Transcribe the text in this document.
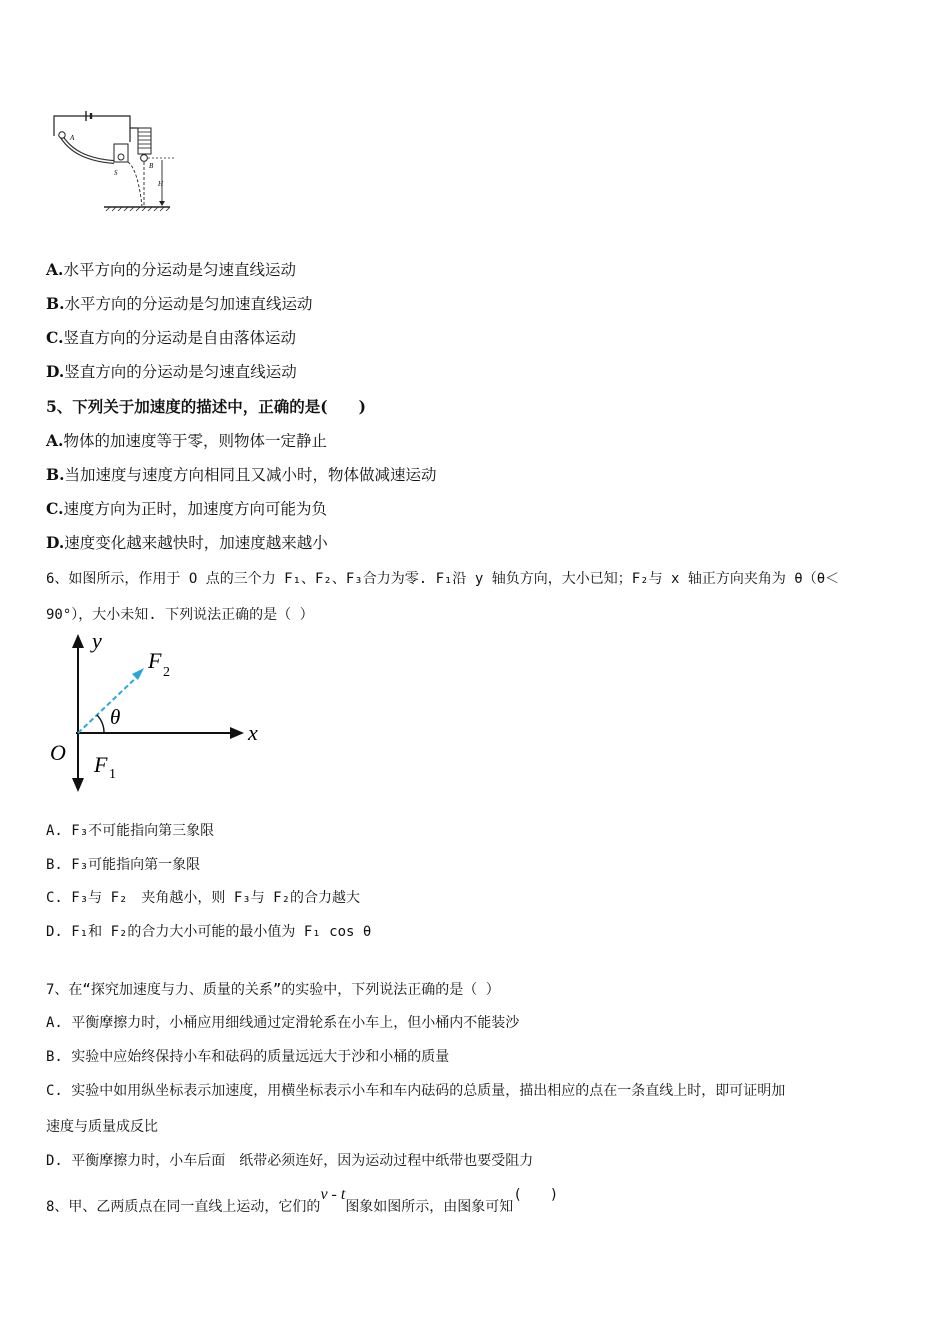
A
S
B
H
A.水平方向的分运动是匀速直线运动
B.水平方向的分运动是匀加速直线运动
C.竖直方向的分运动是自由落体运动
D.竖直方向的分运动是匀速直线运动
5、下列关于加速度的描述中，正确的是(　　)
A.物体的加速度等于零，则物体一定静止
B.当加速度与速度方向相同且又减小时，物体做减速运动
C.速度方向为正时，加速度方向可能为负
D.速度变化越来越快时，加速度越来越小
6、如图所示，作用于 O 点的三个力 F₁、F₂、F₃合力为零. F₁沿 y 轴负方向，大小已知；F₂与 x 轴正方向夹角为 θ（θ＜
90°），大小未知. 下列说法正确的是（ ）
y
x
O
θ
F 2
F 1
A. F₃不可能指向第三象限
B. F₃可能指向第一象限
C. F₃与 F₂　夹角越小，则 F₃与 F₂的合力越大
D. F₁和 F₂的合力大小可能的最小值为 F₁ cos θ
7、在“探究加速度与力、质量的关系”的实验中，下列说法正确的是（ ）
A. 平衡摩擦力时，小桶应用细线通过定滑轮系在小车上，但小桶内不能装沙
B. 实验中应始终保持小车和砝码的质量远远大于沙和小桶的质量
C. 实验中如用纵坐标表示加速度，用横坐标表示小车和车内砝码的总质量，描出相应的点在一条直线上时，即可证明加
速度与质量成反比
D. 平衡摩擦力时，小车后面　纸带必须连好，因为运动过程中纸带也要受阻力
8、甲、乙两质点在同一直线上运动，它们的v - t图象如图所示，由图象可知(　　)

■ **REQUIREMENTS**
Quote the full listing above word for word; exclude every picture from the copy.

■ **RESULT OF THE EXERCISE**
Transcribe the text in this document.
A
S
B
H
A.水平方向的分运动是匀速直线运动
B.水平方向的分运动是匀加速直线运动
C.竖直方向的分运动是自由落体运动
D.竖直方向的分运动是匀速直线运动
5、下列关于加速度的描述中，正确的是(　　)
A.物体的加速度等于零，则物体一定静止
B.当加速度与速度方向相同且又减小时，物体做减速运动
C.速度方向为正时，加速度方向可能为负
D.速度变化越来越快时，加速度越来越小
6、如图所示，作用于 O 点的三个力 F₁、F₂、F₃合力为零. F₁沿 y 轴负方向，大小已知；F₂与 x 轴正方向夹角为 θ（θ＜
90°），大小未知. 下列说法正确的是（ ）
y
x
O
θ
F 2
F 1
A. F₃不可能指向第三象限
B. F₃可能指向第一象限
C. F₃与 F₂　夹角越小，则 F₃与 F₂的合力越大
D. F₁和 F₂的合力大小可能的最小值为 F₁ cos θ
7、在“探究加速度与力、质量的关系”的实验中，下列说法正确的是（ ）
A. 平衡摩擦力时，小桶应用细线通过定滑轮系在小车上，但小桶内不能装沙
B. 实验中应始终保持小车和砝码的质量远远大于沙和小桶的质量
C. 实验中如用纵坐标表示加速度，用横坐标表示小车和车内砝码的总质量，描出相应的点在一条直线上时，即可证明加
速度与质量成反比
D. 平衡摩擦力时，小车后面　纸带必须连好，因为运动过程中纸带也要受阻力
8、甲、乙两质点在同一直线上运动，它们的v - t图象如图所示，由图象可知(　　)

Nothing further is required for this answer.